- Task input:
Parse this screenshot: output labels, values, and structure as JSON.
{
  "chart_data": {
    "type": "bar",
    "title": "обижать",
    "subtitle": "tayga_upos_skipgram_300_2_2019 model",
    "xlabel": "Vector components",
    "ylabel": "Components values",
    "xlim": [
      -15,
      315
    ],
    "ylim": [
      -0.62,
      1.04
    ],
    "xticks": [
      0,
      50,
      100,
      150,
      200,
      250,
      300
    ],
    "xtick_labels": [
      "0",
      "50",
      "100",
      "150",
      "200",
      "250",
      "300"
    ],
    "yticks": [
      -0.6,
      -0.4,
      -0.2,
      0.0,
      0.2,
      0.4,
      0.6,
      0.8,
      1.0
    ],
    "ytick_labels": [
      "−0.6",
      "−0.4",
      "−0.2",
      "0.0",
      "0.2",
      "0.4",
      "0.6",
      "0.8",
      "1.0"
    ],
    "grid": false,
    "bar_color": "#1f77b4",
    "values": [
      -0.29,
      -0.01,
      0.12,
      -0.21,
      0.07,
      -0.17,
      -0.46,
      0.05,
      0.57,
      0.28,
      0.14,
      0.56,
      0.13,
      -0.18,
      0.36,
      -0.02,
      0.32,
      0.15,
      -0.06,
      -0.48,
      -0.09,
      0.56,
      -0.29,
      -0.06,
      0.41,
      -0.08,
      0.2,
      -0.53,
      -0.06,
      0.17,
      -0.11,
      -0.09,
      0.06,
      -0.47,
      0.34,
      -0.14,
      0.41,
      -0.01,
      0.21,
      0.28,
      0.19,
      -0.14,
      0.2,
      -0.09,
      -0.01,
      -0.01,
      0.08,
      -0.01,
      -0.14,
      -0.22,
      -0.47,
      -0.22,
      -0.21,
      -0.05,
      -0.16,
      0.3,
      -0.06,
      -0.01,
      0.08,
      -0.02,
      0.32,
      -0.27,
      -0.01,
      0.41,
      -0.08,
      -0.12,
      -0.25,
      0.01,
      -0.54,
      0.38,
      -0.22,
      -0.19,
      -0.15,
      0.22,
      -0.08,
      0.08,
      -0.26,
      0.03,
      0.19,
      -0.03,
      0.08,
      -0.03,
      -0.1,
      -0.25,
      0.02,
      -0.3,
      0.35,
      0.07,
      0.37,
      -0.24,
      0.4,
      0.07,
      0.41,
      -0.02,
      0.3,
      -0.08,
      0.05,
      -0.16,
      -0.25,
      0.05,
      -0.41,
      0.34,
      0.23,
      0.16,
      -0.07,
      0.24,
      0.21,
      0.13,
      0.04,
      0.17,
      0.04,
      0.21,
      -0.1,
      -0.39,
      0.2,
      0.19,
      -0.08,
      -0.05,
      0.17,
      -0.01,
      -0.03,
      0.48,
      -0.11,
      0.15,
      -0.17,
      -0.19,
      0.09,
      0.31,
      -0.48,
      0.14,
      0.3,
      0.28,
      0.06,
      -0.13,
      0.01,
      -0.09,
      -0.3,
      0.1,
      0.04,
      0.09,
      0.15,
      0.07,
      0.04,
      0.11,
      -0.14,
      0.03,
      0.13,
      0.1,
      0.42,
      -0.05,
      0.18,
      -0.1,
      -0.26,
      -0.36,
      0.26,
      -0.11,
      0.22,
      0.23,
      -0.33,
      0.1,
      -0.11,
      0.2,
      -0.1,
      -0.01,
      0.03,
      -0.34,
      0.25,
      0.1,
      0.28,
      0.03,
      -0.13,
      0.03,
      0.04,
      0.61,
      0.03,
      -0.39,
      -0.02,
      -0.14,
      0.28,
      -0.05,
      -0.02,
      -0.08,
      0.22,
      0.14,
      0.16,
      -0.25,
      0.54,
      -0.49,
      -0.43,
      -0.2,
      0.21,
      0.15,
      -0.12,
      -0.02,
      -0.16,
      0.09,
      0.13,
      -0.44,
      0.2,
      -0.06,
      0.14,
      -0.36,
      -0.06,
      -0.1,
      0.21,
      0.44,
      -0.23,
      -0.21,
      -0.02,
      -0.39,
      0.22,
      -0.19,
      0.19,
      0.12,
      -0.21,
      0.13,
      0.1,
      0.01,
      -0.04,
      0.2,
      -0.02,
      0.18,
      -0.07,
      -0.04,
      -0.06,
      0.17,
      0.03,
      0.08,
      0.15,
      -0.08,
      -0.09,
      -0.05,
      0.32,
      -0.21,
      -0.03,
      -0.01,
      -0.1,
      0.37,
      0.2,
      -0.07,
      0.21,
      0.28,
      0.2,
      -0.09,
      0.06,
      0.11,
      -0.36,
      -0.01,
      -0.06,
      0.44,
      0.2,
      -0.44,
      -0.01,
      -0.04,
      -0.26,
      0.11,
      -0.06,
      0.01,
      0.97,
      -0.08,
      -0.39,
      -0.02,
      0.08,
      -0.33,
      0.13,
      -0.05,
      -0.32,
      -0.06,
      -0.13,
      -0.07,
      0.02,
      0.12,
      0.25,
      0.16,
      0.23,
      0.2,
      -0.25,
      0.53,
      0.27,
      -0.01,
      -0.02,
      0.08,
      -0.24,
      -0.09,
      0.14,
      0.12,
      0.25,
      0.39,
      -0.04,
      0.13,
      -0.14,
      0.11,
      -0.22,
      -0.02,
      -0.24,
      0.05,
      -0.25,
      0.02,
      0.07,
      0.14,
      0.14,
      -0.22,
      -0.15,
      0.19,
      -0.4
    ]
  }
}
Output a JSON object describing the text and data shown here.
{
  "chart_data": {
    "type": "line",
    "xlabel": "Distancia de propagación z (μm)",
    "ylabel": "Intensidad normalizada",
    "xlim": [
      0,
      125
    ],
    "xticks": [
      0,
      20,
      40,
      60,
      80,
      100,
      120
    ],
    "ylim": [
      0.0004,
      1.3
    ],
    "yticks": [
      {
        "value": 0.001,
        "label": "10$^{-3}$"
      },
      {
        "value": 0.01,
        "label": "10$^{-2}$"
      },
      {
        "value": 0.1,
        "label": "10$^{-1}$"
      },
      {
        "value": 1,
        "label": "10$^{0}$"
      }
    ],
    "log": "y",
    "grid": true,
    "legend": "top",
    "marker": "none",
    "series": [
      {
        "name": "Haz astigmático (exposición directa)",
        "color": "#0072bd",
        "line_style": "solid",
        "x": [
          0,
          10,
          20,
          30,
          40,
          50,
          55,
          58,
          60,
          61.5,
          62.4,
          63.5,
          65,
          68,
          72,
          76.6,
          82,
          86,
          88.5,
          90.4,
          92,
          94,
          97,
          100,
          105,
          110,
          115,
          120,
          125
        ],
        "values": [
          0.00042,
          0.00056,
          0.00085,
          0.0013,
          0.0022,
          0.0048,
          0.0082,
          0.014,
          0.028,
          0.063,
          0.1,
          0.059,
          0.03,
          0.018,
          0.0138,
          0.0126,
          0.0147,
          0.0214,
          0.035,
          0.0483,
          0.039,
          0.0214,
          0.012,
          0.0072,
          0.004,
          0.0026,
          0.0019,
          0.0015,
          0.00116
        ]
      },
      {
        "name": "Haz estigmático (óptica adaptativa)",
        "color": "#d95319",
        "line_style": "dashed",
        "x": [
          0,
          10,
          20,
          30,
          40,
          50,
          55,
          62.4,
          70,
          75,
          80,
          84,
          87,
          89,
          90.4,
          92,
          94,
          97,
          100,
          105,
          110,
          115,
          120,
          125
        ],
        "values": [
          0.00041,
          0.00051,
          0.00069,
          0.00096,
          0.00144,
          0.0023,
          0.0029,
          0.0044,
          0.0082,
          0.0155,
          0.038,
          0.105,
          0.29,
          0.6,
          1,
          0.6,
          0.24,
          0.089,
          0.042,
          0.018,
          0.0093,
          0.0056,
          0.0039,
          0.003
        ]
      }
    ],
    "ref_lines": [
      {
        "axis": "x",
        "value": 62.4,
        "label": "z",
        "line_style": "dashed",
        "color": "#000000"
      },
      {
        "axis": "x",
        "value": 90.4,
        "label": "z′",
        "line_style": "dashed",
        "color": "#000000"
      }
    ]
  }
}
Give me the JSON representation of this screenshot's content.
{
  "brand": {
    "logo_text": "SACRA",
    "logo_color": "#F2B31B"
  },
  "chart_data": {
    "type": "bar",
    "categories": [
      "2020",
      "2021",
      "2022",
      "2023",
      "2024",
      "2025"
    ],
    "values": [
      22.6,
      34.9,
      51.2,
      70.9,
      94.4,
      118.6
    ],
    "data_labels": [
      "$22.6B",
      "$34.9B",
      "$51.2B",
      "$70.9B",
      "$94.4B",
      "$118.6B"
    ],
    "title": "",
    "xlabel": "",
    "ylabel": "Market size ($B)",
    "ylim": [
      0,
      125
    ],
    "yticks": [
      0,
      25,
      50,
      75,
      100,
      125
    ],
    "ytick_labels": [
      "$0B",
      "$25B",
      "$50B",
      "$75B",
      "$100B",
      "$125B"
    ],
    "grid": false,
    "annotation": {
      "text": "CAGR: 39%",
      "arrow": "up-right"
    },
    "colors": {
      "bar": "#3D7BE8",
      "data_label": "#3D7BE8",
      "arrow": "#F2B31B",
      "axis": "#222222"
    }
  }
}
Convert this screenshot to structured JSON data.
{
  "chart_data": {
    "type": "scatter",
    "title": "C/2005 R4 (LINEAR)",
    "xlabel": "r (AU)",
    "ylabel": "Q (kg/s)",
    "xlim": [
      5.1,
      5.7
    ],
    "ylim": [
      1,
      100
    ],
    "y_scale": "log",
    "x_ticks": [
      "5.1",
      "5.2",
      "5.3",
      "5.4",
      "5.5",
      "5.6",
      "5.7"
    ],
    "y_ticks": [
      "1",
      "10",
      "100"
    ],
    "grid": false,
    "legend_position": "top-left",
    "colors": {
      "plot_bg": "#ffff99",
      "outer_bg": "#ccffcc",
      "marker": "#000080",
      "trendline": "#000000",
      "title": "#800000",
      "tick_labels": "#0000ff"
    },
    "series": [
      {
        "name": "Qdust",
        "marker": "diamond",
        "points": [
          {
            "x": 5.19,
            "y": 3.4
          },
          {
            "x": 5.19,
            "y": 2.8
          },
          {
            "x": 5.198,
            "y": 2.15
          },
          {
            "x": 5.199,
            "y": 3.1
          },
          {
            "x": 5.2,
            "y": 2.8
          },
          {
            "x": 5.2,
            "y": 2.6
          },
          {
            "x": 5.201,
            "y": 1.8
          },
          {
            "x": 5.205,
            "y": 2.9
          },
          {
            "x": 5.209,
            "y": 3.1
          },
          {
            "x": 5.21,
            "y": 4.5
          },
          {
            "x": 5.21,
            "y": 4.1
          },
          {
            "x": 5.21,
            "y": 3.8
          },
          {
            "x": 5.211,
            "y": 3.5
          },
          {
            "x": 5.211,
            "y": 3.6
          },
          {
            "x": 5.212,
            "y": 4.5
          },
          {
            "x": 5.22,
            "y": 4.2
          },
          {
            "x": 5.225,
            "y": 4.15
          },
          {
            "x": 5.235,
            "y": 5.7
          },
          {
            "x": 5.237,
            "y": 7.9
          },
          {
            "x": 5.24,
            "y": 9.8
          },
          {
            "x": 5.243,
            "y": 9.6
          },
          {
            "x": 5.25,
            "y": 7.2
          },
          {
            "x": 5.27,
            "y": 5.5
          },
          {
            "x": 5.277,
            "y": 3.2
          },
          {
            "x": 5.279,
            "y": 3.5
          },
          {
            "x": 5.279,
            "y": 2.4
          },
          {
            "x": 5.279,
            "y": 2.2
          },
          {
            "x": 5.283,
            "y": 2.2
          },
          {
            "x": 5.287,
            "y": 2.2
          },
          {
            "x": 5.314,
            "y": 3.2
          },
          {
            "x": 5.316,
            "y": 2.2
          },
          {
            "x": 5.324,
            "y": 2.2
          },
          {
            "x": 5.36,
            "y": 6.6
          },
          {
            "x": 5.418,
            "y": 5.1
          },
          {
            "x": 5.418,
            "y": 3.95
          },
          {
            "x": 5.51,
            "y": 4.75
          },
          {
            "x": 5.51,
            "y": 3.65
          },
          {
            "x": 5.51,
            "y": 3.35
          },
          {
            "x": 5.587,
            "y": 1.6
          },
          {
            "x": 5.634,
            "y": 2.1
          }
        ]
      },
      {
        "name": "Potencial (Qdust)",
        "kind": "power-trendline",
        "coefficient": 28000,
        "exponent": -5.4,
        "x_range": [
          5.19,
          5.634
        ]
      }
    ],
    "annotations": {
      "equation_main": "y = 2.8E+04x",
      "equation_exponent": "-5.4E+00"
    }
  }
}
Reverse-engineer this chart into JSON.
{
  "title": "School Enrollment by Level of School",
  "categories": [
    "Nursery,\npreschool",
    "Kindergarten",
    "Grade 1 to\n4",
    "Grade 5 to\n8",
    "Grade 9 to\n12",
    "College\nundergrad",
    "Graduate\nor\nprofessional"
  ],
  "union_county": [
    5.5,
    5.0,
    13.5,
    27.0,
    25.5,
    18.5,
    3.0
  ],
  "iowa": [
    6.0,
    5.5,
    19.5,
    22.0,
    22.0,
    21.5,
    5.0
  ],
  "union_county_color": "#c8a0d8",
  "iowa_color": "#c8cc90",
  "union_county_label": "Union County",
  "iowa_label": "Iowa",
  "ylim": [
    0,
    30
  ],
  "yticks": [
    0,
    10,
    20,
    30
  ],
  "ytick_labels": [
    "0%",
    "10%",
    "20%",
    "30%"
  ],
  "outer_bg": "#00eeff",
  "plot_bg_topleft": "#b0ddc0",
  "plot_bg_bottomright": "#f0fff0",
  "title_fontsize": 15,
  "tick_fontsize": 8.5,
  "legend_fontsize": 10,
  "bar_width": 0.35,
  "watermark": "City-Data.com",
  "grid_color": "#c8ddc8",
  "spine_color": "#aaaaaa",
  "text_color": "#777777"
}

- Aim:
Whenever "screenshot" turns up in a line, pick that line out.

- Task output:
Parse this screenshot: output labels, values, and structure as JSON.
Give me the JSON representation of this screenshot's content.
Convert this screenshot to structured JSON data.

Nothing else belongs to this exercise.